Information provided:
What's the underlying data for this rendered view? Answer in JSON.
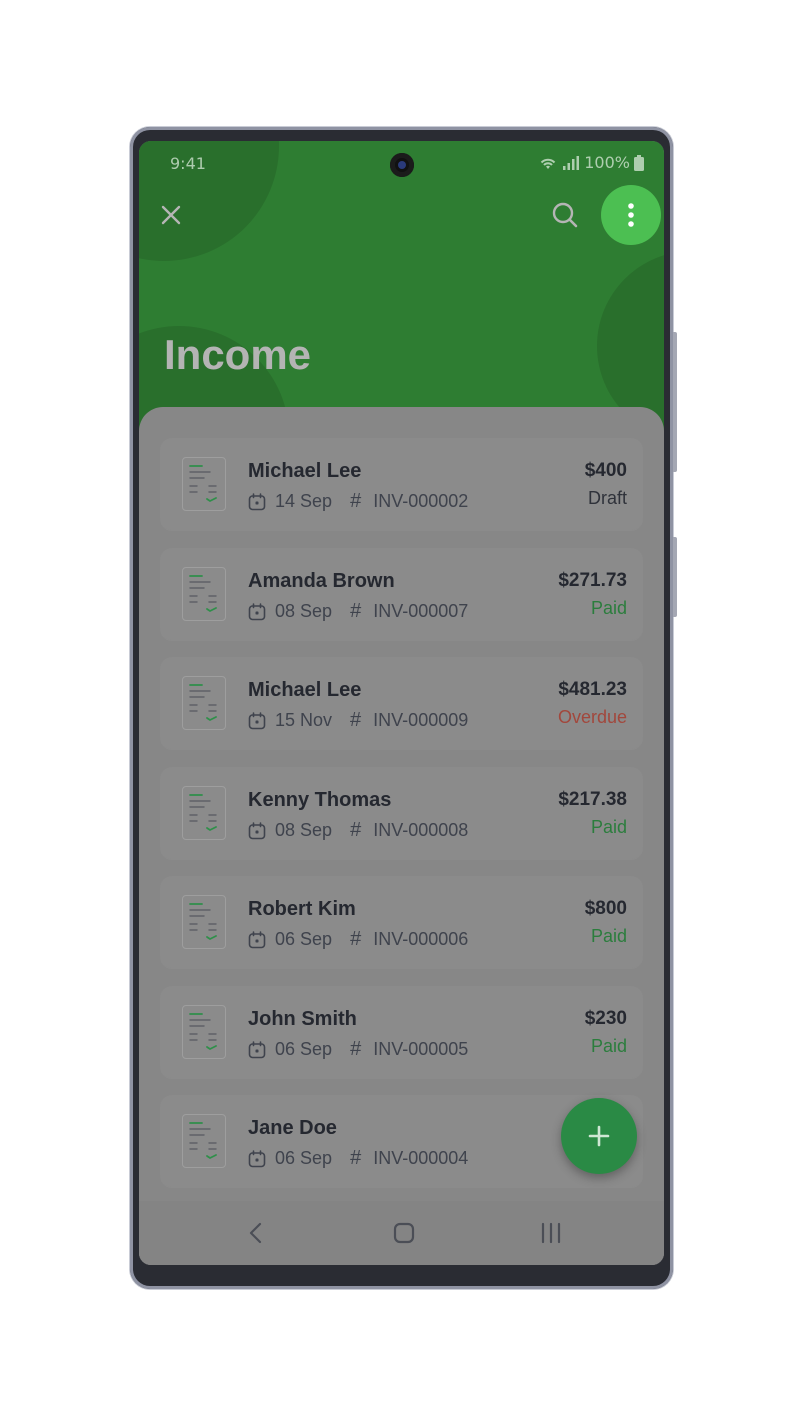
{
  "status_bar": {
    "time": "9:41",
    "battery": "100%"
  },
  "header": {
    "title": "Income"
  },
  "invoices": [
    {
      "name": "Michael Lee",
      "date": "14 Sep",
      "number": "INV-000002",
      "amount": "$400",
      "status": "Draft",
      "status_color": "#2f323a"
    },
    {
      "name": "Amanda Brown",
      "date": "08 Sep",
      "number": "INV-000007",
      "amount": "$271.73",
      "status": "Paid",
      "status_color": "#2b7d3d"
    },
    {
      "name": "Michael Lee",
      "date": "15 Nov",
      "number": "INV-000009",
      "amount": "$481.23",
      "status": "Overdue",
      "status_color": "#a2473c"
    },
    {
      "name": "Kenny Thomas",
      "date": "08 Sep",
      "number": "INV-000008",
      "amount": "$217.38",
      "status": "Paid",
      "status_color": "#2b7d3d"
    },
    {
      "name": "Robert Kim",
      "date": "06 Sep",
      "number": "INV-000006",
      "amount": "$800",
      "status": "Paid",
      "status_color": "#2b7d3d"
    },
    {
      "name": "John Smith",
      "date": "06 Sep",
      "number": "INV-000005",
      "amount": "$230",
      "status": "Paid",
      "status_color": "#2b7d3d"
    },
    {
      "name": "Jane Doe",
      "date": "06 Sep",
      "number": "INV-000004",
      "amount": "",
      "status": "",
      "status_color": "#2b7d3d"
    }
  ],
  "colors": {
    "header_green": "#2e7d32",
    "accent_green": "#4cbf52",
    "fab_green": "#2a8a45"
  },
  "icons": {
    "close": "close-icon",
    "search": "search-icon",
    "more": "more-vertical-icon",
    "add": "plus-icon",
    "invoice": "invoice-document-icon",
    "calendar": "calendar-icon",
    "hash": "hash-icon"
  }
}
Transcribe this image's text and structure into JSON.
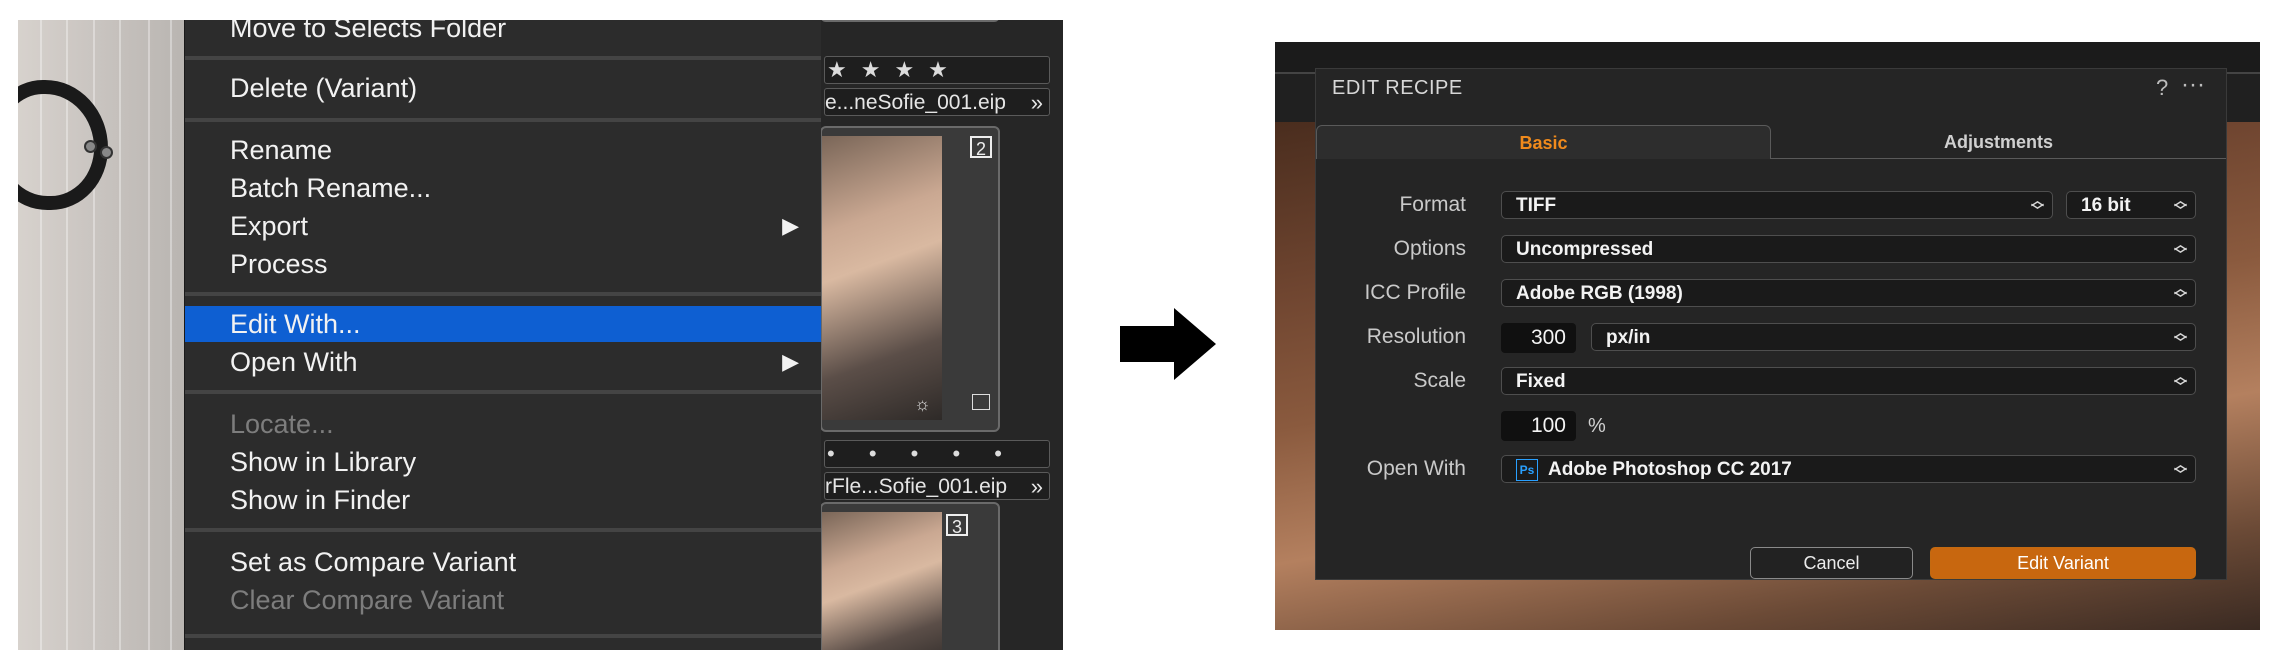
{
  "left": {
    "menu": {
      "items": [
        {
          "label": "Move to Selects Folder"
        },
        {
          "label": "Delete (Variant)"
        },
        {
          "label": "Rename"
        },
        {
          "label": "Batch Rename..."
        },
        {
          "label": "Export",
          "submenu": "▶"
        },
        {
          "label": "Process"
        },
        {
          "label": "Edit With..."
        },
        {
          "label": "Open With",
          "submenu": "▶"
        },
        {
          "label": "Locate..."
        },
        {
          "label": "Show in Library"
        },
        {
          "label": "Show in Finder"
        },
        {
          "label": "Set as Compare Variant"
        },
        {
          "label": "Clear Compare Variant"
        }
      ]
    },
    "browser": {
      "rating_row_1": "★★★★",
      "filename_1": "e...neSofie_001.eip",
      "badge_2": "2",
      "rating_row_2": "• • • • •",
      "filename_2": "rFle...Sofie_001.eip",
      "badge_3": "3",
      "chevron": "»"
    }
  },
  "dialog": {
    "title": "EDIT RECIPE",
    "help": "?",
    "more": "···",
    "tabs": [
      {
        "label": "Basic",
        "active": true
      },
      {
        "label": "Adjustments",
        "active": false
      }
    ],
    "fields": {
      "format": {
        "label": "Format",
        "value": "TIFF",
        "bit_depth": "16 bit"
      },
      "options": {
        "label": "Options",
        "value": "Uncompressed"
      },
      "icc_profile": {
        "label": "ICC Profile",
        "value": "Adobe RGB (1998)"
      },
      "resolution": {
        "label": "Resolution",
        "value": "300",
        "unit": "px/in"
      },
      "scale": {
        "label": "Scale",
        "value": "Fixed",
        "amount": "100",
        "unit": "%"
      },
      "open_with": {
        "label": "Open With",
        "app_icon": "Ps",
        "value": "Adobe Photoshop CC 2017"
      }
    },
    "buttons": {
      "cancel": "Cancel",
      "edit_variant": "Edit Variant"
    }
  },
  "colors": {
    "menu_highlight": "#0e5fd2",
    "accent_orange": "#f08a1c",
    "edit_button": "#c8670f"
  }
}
* * *
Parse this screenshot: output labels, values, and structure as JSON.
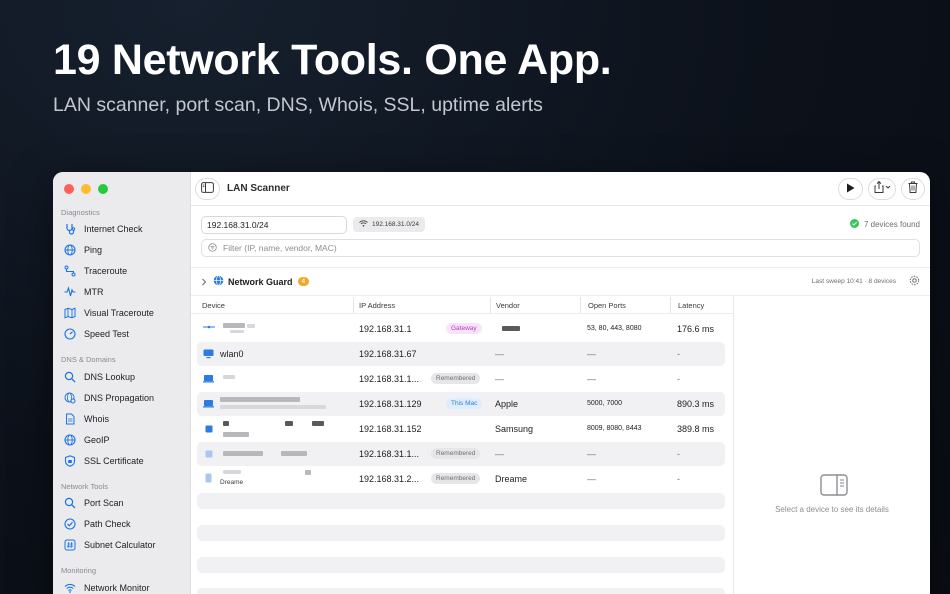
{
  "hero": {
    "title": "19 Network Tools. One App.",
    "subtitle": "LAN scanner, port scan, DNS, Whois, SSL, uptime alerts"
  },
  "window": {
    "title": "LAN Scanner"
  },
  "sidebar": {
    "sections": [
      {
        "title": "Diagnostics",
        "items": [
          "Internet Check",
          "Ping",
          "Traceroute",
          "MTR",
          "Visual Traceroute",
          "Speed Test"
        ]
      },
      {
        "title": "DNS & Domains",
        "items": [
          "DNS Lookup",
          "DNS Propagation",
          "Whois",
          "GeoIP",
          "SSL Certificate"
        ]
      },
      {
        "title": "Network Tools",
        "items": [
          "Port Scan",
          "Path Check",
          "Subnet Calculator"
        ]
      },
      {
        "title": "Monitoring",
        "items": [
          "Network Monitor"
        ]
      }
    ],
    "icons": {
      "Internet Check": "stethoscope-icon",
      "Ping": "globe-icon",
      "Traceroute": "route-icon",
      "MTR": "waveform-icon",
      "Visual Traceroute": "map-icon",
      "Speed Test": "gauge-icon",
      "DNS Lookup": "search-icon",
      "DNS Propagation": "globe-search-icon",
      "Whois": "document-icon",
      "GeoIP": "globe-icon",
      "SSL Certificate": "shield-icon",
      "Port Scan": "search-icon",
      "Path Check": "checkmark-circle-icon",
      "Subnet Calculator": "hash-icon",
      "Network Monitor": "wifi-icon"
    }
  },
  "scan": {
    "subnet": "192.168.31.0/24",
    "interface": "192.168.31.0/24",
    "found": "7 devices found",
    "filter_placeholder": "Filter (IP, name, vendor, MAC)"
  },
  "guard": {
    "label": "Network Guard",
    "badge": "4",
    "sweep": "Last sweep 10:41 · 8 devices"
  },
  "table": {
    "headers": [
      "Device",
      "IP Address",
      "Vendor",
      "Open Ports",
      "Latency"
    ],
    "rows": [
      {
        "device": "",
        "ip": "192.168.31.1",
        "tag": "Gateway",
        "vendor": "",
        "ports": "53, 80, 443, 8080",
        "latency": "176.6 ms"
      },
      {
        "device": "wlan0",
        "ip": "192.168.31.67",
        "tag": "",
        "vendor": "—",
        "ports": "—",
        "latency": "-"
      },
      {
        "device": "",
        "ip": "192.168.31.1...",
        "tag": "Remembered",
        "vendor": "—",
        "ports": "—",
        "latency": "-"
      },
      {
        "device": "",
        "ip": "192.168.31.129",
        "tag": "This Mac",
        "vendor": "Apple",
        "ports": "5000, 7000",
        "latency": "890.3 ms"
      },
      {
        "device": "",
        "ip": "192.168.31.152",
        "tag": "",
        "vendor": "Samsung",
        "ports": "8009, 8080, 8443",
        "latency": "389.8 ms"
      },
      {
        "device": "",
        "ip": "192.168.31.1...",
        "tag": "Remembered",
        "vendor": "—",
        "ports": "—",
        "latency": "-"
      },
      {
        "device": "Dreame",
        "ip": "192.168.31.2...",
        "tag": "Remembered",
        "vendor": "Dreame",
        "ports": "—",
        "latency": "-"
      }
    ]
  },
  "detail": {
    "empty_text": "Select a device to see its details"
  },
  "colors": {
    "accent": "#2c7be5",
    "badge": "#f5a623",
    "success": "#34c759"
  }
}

What is asked:
Pick out each line containing the string "Path" and copy it.

Result:
          "Path Check",
      "Path Check": "checkmark-circle-icon",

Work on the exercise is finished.